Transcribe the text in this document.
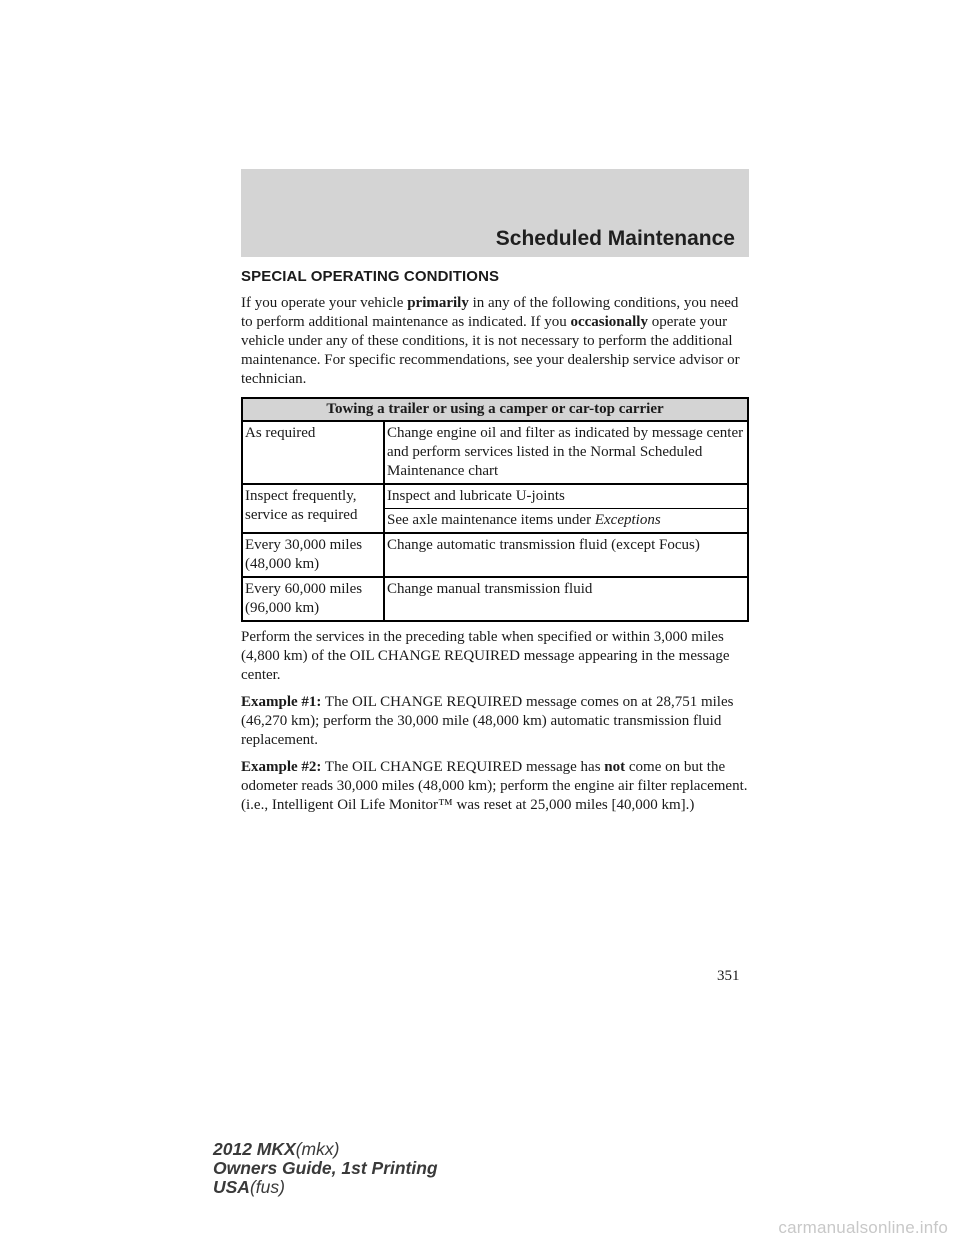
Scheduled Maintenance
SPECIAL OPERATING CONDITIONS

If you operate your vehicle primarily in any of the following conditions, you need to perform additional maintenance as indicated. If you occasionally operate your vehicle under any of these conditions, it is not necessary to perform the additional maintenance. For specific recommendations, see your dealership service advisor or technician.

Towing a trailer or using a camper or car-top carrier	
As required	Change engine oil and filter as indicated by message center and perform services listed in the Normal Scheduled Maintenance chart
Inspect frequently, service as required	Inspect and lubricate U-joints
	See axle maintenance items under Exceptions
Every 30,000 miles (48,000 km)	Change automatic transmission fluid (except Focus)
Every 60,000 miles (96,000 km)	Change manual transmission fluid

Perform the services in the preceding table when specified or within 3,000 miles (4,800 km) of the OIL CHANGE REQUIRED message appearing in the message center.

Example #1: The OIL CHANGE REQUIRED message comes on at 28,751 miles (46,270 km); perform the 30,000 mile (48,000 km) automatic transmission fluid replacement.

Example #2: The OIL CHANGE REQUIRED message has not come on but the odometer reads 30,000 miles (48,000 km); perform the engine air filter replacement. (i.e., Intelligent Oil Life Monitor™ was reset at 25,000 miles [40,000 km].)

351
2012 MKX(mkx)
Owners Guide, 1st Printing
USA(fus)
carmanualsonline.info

-*-

What the task requires: All lines of the data above that include the word "replacement" must be shown.

Response to this exercise:
Example #1: The OIL CHANGE REQUIRED message comes on at 28,751 miles (46,270 km); perform the 30,000 mile (48,000 km) automatic transmission fluid replacement.
Example #2: The OIL CHANGE REQUIRED message has not come on but the odometer reads 30,000 miles (48,000 km); perform the engine air filter replacement. (i.e., Intelligent Oil Life Monitor™ was reset at 25,000 miles [40,000 km].)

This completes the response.